• [Task goal]
Locate each line below that includes "this" and reproduce it.

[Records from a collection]
((

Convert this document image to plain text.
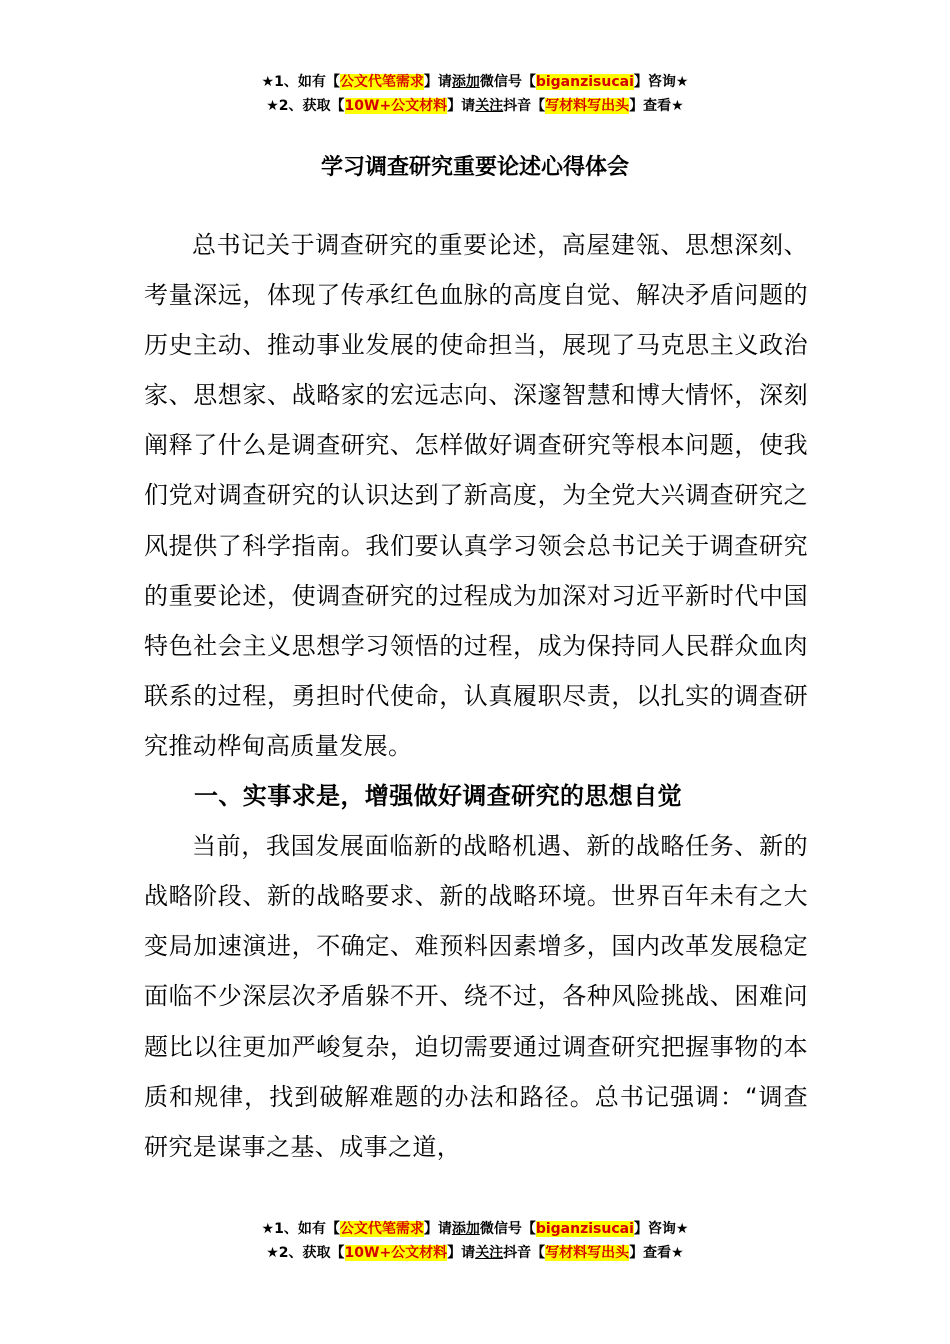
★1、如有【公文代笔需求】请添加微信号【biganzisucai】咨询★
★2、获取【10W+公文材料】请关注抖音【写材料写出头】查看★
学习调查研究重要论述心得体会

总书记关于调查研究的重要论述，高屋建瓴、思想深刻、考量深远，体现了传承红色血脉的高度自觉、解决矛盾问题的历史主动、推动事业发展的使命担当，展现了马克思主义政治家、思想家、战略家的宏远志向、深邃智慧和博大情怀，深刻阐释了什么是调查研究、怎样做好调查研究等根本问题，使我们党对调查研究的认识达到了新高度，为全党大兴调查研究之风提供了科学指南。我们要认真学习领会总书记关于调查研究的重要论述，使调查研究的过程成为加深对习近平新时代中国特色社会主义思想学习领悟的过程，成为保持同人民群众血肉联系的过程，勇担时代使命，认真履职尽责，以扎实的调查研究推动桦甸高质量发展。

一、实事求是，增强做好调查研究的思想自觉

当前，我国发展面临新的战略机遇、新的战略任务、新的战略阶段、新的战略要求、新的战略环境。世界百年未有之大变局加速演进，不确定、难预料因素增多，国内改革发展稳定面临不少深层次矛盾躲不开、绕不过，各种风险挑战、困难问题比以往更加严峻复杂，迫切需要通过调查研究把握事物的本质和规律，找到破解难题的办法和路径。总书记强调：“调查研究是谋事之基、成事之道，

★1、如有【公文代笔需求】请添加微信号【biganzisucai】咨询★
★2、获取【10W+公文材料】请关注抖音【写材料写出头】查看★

))
((

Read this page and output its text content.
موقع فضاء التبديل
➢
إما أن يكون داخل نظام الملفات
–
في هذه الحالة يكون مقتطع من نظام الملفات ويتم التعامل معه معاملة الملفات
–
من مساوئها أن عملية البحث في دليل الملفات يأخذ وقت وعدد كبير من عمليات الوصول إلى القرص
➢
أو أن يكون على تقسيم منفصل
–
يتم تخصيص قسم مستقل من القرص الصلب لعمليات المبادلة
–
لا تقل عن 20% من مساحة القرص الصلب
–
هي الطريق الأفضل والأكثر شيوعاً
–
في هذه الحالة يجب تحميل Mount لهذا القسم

))

• [Answer below]
Convert this document image to plain text.
Read this page and output its text content.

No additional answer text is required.